▶ REQUIREMENT:
Rewrite each line of the listing below as one string in a JSON list, leaving out blank lines and picture placeholders.

Dataset entries
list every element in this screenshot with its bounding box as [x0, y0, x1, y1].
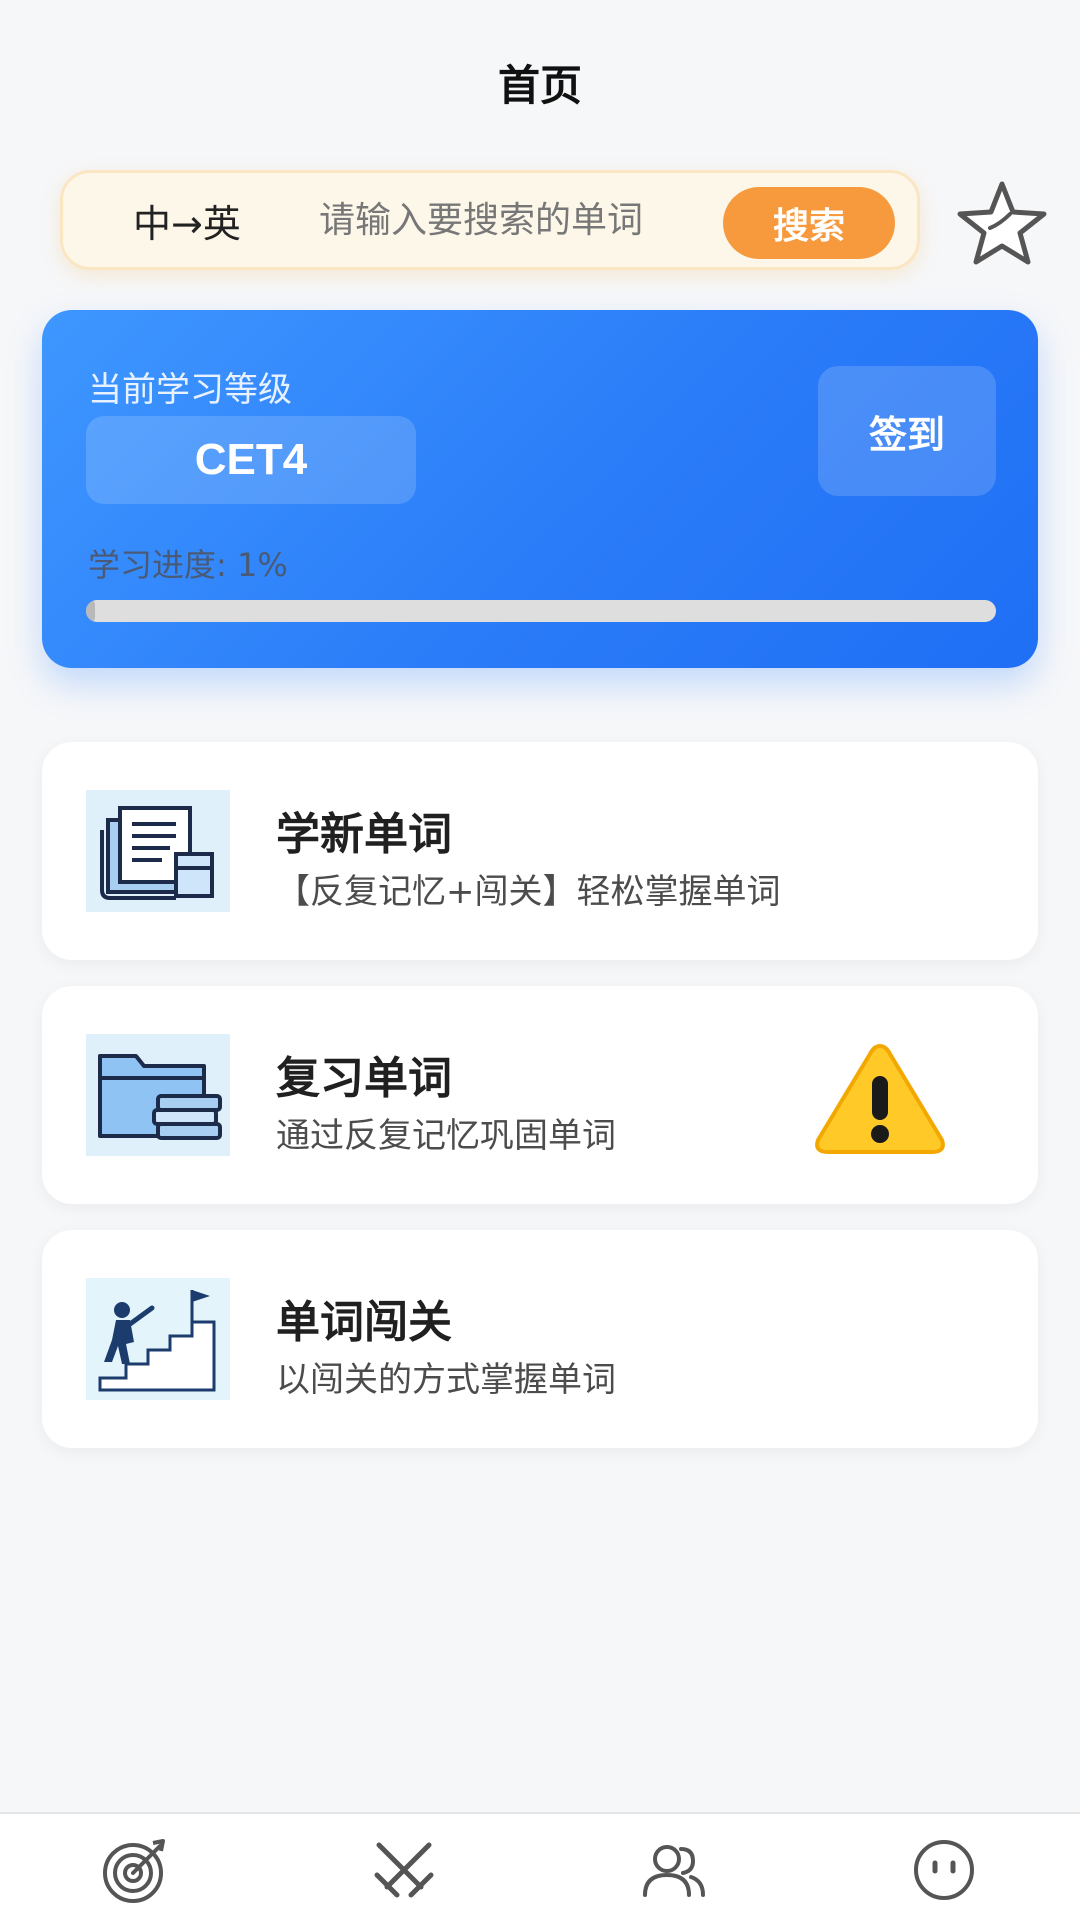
page-title: 首页: [497, 61, 582, 110]
favorites-star-icon[interactable]: [950, 178, 1054, 268]
feature-description: 以闯关的方式掌握单词: [276, 1360, 616, 1400]
search-input[interactable]: [319, 199, 699, 241]
feature-title: 学新单词: [276, 809, 452, 860]
search-button[interactable]: 搜索: [723, 187, 895, 259]
bottom-navigation: [0, 1812, 1080, 1920]
study-level-card: 当前学习等级 CET4 签到 学习进度: 1%: [42, 310, 1038, 668]
warning-icon: [810, 1040, 950, 1160]
feature-title: 单词闯关: [276, 1297, 452, 1348]
folder-books-icon: [86, 1034, 230, 1156]
nav-crossed-swords-icon[interactable]: [364, 1830, 444, 1910]
progress-bar: [86, 600, 996, 622]
nav-target-icon[interactable]: [94, 1830, 174, 1910]
books-icon: [86, 790, 230, 912]
language-direction-toggle[interactable]: 中→英: [133, 193, 283, 248]
feature-description: 【反复记忆+闯关】轻松掌握单词: [276, 872, 781, 912]
stairs-climber-icon: [86, 1278, 230, 1400]
nav-smiley-icon[interactable]: [904, 1830, 984, 1910]
level-label: 当前学习等级: [88, 370, 292, 410]
progress-fill: [86, 600, 96, 622]
level-badge[interactable]: CET4: [86, 416, 416, 504]
word-challenge-card[interactable]: 单词闯关 以闯关的方式掌握单词: [42, 1230, 1038, 1448]
checkin-button[interactable]: 签到: [818, 366, 996, 496]
progress-text: 学习进度: 1%: [88, 546, 288, 584]
nav-users-icon[interactable]: [634, 1830, 714, 1910]
learn-new-words-card[interactable]: 学新单词 【反复记忆+闯关】轻松掌握单词: [42, 742, 1038, 960]
search-bar: 中→英 搜索: [60, 170, 920, 270]
review-words-card[interactable]: 复习单词 通过反复记忆巩固单词: [42, 986, 1038, 1204]
home-screen: 首页 中→英 搜索 当前学习等级 CET4 签到 学习进度: 1%: [0, 0, 1080, 1920]
feature-title: 复习单词: [276, 1053, 452, 1104]
feature-description: 通过反复记忆巩固单词: [276, 1116, 616, 1156]
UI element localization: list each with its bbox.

▶ FULL OUTPUT:
[
  "list every element in this screenshot with its bounding box as [x0, y0, x1, y1].",
  "page-title: 首页: [497, 61, 582, 110]",
  "favorites-star-icon[interactable]: [950, 178, 1054, 268]",
  "feature-description: 以闯关的方式掌握单词: [276, 1360, 616, 1400]",
  "search-input[interactable]: [319, 199, 699, 241]",
  "feature-title: 学新单词: [276, 809, 452, 860]",
  "search-button[interactable]: 搜索: [723, 187, 895, 259]",
  "bottom-navigation: [0, 1812, 1080, 1920]",
  "study-level-card: 当前学习等级 CET4 签到 学习进度: 1%: [42, 310, 1038, 668]",
  "warning-icon: [810, 1040, 950, 1160]",
  "feature-title: 单词闯关: [276, 1297, 452, 1348]",
  "folder-books-icon: [86, 1034, 230, 1156]",
  "nav-crossed-swords-icon[interactable]: [364, 1830, 444, 1910]",
  "progress-bar: [86, 600, 996, 622]",
  "nav-target-icon[interactable]: [94, 1830, 174, 1910]",
  "books-icon: [86, 790, 230, 912]",
  "language-direction-toggle[interactable]: 中→英: [133, 193, 283, 248]",
  "feature-description: 【反复记忆+闯关】轻松掌握单词: [276, 872, 781, 912]",
  "stairs-climber-icon: [86, 1278, 230, 1400]",
  "nav-smiley-icon[interactable]: [904, 1830, 984, 1910]",
  "level-label: 当前学习等级: [88, 370, 292, 410]",
  "progress-fill: [86, 600, 96, 622]",
  "level-badge[interactable]: CET4: [86, 416, 416, 504]",
  "word-challenge-card[interactable]: 单词闯关 以闯关的方式掌握单词: [42, 1230, 1038, 1448]",
  "checkin-button[interactable]: 签到: [818, 366, 996, 496]",
  "progress-text: 学习进度: 1%: [88, 546, 288, 584]",
  "nav-users-icon[interactable]: [634, 1830, 714, 1910]",
  "learn-new-words-card[interactable]: 学新单词 【反复记忆+闯关】轻松掌握单词: [42, 742, 1038, 960]",
  "search-bar: 中→英 搜索: [60, 170, 920, 270]",
  "review-words-card[interactable]: 复习单词 通过反复记忆巩固单词: [42, 986, 1038, 1204]",
  "home-screen: 首页 中→英 搜索 当前学习等级 CET4 签到 学习进度: 1%: [0, 0, 1080, 1920]",
  "feature-title: 复习单词: [276, 1053, 452, 1104]",
  "feature-description: 通过反复记忆巩固单词: [276, 1116, 616, 1156]",
  "UI element localization: list each with its bbox."
]